DATA PROVIDED:
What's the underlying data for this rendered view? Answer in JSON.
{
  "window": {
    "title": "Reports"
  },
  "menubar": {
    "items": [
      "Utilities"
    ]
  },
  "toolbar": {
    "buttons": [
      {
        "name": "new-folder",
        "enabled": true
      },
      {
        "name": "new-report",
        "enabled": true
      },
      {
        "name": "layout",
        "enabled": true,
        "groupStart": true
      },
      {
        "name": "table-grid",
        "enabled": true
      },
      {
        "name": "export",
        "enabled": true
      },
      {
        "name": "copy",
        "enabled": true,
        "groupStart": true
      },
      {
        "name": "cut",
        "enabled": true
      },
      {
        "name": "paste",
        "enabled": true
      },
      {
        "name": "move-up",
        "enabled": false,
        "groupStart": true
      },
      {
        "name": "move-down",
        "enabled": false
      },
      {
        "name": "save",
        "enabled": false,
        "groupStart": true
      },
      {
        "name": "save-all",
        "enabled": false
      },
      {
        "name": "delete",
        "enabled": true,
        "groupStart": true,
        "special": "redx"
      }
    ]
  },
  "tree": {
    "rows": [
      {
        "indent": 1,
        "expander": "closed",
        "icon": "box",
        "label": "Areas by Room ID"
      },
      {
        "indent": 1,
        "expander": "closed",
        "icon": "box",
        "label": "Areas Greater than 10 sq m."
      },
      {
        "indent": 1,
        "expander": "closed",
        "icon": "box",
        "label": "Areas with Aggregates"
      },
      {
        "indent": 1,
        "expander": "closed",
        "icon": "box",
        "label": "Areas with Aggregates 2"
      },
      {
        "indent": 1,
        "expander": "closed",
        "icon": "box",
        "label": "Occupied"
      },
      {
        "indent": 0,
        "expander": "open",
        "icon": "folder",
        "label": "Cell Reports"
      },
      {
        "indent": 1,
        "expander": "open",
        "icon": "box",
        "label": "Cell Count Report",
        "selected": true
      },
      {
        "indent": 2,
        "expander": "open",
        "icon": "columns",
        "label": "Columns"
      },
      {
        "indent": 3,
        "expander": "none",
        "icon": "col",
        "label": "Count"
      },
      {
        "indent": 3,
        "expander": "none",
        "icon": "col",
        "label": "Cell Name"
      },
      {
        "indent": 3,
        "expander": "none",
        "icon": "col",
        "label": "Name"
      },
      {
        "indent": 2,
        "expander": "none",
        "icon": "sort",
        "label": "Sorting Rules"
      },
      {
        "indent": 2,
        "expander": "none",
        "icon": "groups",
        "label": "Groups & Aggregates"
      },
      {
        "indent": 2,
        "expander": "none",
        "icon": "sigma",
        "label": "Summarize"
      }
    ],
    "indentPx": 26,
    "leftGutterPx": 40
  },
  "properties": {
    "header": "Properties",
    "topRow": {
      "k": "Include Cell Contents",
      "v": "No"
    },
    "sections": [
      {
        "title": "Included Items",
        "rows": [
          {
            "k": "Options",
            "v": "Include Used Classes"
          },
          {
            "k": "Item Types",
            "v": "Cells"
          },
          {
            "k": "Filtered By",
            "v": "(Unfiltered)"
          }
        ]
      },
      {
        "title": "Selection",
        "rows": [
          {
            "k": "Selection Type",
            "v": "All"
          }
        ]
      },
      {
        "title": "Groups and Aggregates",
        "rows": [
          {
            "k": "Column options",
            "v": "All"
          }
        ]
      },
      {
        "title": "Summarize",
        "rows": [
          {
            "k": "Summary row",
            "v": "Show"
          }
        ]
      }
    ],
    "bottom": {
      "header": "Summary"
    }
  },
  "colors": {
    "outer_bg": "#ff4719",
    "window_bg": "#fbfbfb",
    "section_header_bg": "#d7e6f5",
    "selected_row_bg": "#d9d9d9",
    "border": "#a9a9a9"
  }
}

REQUIRED TASK: Filter the data for the string "Aggregates" and copy every line that has it.

SOLUTION FOR THIS EXERCISE:
        "label": "Areas with Aggregates"
        "label": "Areas with Aggregates 2"
        "label": "Groups & Aggregates"
        "title": "Groups and Aggregates",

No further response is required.